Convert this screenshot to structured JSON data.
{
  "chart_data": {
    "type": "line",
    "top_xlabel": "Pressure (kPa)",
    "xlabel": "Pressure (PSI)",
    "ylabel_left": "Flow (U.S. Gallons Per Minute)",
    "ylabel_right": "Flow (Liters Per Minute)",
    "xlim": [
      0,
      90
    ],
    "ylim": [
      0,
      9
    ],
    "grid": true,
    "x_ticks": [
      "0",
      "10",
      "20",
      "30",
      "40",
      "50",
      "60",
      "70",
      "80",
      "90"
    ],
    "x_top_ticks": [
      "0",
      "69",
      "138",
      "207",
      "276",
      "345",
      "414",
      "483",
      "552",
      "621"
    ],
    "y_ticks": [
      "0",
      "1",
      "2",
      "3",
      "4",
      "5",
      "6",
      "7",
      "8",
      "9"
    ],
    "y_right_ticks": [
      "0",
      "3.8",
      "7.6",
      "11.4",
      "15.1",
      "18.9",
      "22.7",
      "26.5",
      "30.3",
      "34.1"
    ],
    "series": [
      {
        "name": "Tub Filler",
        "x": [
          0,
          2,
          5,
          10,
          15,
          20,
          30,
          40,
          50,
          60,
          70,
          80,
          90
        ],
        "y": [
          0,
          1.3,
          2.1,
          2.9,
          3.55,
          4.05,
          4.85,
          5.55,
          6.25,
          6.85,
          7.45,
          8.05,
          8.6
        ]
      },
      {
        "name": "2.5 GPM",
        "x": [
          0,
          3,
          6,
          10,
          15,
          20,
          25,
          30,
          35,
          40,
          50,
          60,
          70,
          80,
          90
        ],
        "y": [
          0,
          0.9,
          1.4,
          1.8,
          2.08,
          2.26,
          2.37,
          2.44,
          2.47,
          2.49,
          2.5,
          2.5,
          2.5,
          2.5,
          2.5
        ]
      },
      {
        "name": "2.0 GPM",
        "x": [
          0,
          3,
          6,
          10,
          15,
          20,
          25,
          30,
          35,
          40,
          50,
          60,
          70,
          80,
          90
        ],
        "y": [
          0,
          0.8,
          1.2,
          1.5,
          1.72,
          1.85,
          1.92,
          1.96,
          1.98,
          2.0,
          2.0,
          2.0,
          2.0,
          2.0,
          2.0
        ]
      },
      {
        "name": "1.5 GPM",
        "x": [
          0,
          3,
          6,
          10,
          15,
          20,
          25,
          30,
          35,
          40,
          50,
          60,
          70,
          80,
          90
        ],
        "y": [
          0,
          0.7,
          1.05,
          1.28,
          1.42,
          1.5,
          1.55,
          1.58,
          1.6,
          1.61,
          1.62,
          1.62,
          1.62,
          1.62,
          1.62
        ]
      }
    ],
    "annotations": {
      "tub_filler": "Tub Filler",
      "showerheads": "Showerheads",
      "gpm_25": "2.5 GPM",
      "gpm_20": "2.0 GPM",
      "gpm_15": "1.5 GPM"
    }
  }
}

Instructions to follow: All the entries above need to be reproduced exactly.

Output of the task:
Convert this screenshot to structured JSON data.
{
  "chart_data": {
    "type": "line",
    "top_xlabel": "Pressure (kPa)",
    "xlabel": "Pressure (PSI)",
    "ylabel_left": "Flow (U.S. Gallons Per Minute)",
    "ylabel_right": "Flow (Liters Per Minute)",
    "xlim": [
      0,
      90
    ],
    "ylim": [
      0,
      9
    ],
    "grid": true,
    "x_ticks": [
      "0",
      "10",
      "20",
      "30",
      "40",
      "50",
      "60",
      "70",
      "80",
      "90"
    ],
    "x_top_ticks": [
      "0",
      "69",
      "138",
      "207",
      "276",
      "345",
      "414",
      "483",
      "552",
      "621"
    ],
    "y_ticks": [
      "0",
      "1",
      "2",
      "3",
      "4",
      "5",
      "6",
      "7",
      "8",
      "9"
    ],
    "y_right_ticks": [
      "0",
      "3.8",
      "7.6",
      "11.4",
      "15.1",
      "18.9",
      "22.7",
      "26.5",
      "30.3",
      "34.1"
    ],
    "series": [
      {
        "name": "Tub Filler",
        "x": [
          0,
          2,
          5,
          10,
          15,
          20,
          30,
          40,
          50,
          60,
          70,
          80,
          90
        ],
        "y": [
          0,
          1.3,
          2.1,
          2.9,
          3.55,
          4.05,
          4.85,
          5.55,
          6.25,
          6.85,
          7.45,
          8.05,
          8.6
        ]
      },
      {
        "name": "2.5 GPM",
        "x": [
          0,
          3,
          6,
          10,
          15,
          20,
          25,
          30,
          35,
          40,
          50,
          60,
          70,
          80,
          90
        ],
        "y": [
          0,
          0.9,
          1.4,
          1.8,
          2.08,
          2.26,
          2.37,
          2.44,
          2.47,
          2.49,
          2.5,
          2.5,
          2.5,
          2.5,
          2.5
        ]
      },
      {
        "name": "2.0 GPM",
        "x": [
          0,
          3,
          6,
          10,
          15,
          20,
          25,
          30,
          35,
          40,
          50,
          60,
          70,
          80,
          90
        ],
        "y": [
          0,
          0.8,
          1.2,
          1.5,
          1.72,
          1.85,
          1.92,
          1.96,
          1.98,
          2.0,
          2.0,
          2.0,
          2.0,
          2.0,
          2.0
        ]
      },
      {
        "name": "1.5 GPM",
        "x": [
          0,
          3,
          6,
          10,
          15,
          20,
          25,
          30,
          35,
          40,
          50,
          60,
          70,
          80,
          90
        ],
        "y": [
          0,
          0.7,
          1.05,
          1.28,
          1.42,
          1.5,
          1.55,
          1.58,
          1.6,
          1.61,
          1.62,
          1.62,
          1.62,
          1.62,
          1.62
        ]
      }
    ],
    "annotations": {
      "tub_filler": "Tub Filler",
      "showerheads": "Showerheads",
      "gpm_25": "2.5 GPM",
      "gpm_20": "2.0 GPM",
      "gpm_15": "1.5 GPM"
    }
  }
}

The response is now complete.